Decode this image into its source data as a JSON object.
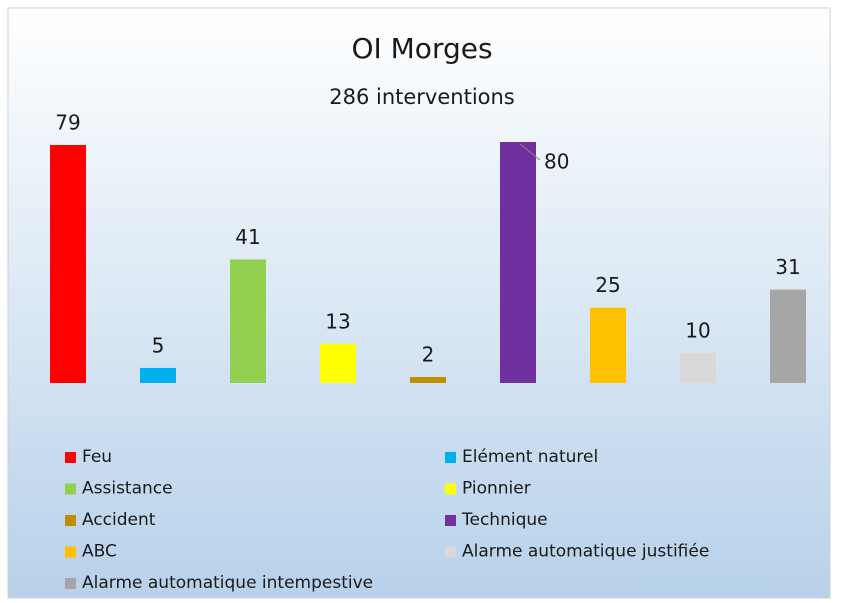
{
  "chart_data": {
    "type": "bar",
    "title": "OI Morges",
    "subtitle": "286 interventions",
    "categories": [
      "Feu",
      "Elément naturel",
      "Assistance",
      "Pionnier",
      "Accident",
      "Technique",
      "ABC",
      "Alarme automatique justifiée",
      "Alarme automatique intempestive"
    ],
    "values": [
      79,
      5,
      41,
      13,
      2,
      80,
      25,
      10,
      31
    ],
    "colors": [
      "#ff0000",
      "#00b0f0",
      "#92d050",
      "#ffff00",
      "#bf8f00",
      "#7030a0",
      "#ffc000",
      "#d9d9d9",
      "#a6a6a6"
    ],
    "legend": "bottom"
  }
}
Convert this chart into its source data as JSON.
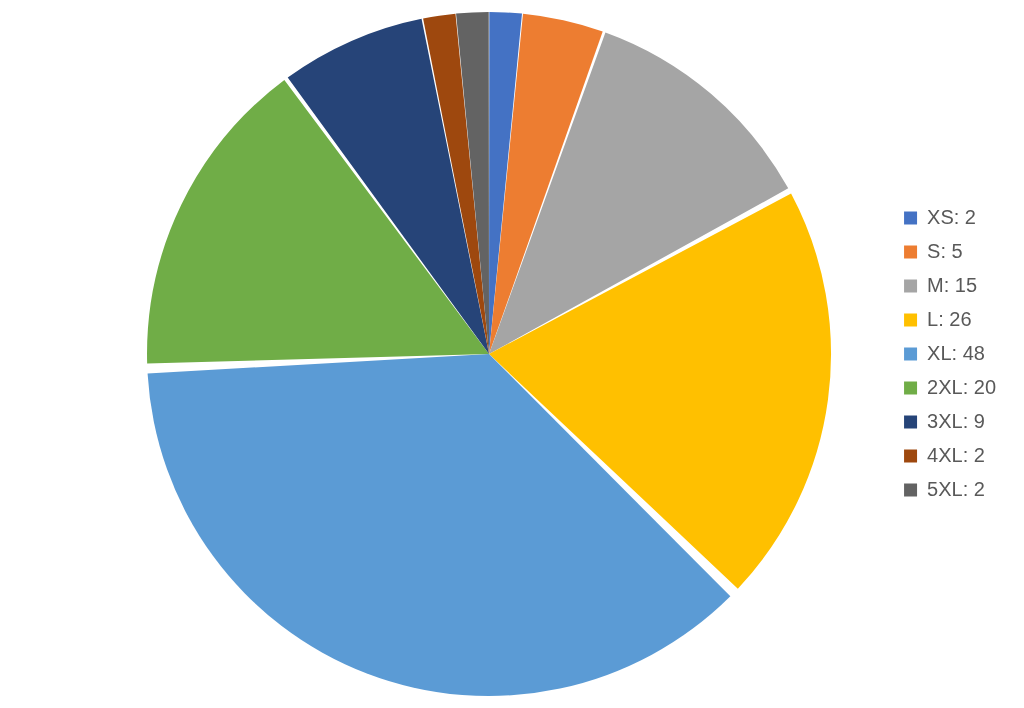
{
  "chart_data": {
    "type": "pie",
    "categories": [
      "XS: 2",
      "S: 5",
      "M: 15",
      "L: 26",
      "XL: 48",
      "2XL: 20",
      "3XL: 9",
      "4XL: 2",
      "5XL: 2"
    ],
    "values": [
      2,
      5,
      15,
      26,
      48,
      20,
      9,
      2,
      2
    ],
    "colors": [
      "#4472c4",
      "#ed7d31",
      "#a5a5a5",
      "#ffc000",
      "#5b9bd5",
      "#70ad47",
      "#264478",
      "#9e480e",
      "#636363"
    ],
    "legend": "right"
  }
}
____________________
What you should do:
Go through the listing above and quote it exactly, apart from its images.

Answer to the problem:
Decode this image into its source data as a JSON object.
{
  "chart_data": {
    "type": "bar",
    "title": "OI Morges",
    "subtitle": "286 interventions",
    "categories": [
      "Feu",
      "Elément naturel",
      "Assistance",
      "Pionnier",
      "Accident",
      "Technique",
      "ABC",
      "Alarme automatique justifiée",
      "Alarme automatique intempestive"
    ],
    "values": [
      79,
      5,
      41,
      13,
      2,
      80,
      25,
      10,
      31
    ],
    "colors": [
      "#ff0000",
      "#00b0f0",
      "#92d050",
      "#ffff00",
      "#bf8f00",
      "#7030a0",
      "#ffc000",
      "#d9d9d9",
      "#a6a6a6"
    ],
    "legend": "bottom"
  }
}
Convert this chart into its source data as JSON.
{
  "chart_data": {
    "type": "pie",
    "categories": [
      "XS: 2",
      "S: 5",
      "M: 15",
      "L: 26",
      "XL: 48",
      "2XL: 20",
      "3XL: 9",
      "4XL: 2",
      "5XL: 2"
    ],
    "values": [
      2,
      5,
      15,
      26,
      48,
      20,
      9,
      2,
      2
    ],
    "colors": [
      "#4472c4",
      "#ed7d31",
      "#a5a5a5",
      "#ffc000",
      "#5b9bd5",
      "#70ad47",
      "#264478",
      "#9e480e",
      "#636363"
    ],
    "legend": "right"
  }
}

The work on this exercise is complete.